### Exercise inputs ###

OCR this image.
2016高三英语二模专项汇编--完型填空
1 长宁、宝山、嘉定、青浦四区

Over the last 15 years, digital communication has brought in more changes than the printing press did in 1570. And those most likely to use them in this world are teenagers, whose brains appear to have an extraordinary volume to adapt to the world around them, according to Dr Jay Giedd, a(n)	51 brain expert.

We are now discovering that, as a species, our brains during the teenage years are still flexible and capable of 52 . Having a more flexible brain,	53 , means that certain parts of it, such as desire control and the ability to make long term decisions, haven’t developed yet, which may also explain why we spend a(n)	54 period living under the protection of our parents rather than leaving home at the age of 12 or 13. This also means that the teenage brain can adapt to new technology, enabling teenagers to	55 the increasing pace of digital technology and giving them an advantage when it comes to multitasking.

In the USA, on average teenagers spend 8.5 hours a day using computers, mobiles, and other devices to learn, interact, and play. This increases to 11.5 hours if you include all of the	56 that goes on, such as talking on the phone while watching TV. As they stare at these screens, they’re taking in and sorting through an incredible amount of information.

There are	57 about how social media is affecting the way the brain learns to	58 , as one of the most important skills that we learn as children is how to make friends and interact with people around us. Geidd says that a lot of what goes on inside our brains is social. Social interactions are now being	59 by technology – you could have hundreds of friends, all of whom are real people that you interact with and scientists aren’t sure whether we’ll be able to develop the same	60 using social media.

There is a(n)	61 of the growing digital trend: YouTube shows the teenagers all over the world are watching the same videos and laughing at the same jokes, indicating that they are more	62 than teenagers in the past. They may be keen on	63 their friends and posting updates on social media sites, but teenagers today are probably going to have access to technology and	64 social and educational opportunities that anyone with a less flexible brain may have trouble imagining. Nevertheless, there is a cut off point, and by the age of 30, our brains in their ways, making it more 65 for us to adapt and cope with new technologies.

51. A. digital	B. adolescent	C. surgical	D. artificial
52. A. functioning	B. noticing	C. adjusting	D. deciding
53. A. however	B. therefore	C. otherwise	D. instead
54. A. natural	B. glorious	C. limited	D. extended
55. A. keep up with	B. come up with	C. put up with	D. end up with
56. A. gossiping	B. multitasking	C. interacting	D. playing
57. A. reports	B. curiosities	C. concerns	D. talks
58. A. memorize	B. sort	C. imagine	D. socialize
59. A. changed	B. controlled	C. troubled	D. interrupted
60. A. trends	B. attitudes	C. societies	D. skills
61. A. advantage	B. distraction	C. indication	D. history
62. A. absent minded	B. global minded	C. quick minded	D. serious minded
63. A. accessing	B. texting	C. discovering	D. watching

###

Directive: From the listing above, copy out each line where the word "advantage" appears.

Solution for this task:
We are now discovering that, as a species, our brains during the teenage years are still flexible and capable of 52 . Having a more flexible brain,	53 , means that certain parts of it, such as desire control and the ability to make long term decisions, haven’t developed yet, which may also explain why we spend a(n)	54 period living under the protection of our parents rather than leaving home at the age of 12 or 13. This also means that the teenage brain can adapt to new technology, enabling teenagers to	55 the increasing pace of digital technology and giving them an advantage when it comes to multitasking.
61. A. advantage	B. distraction	C. indication	D. history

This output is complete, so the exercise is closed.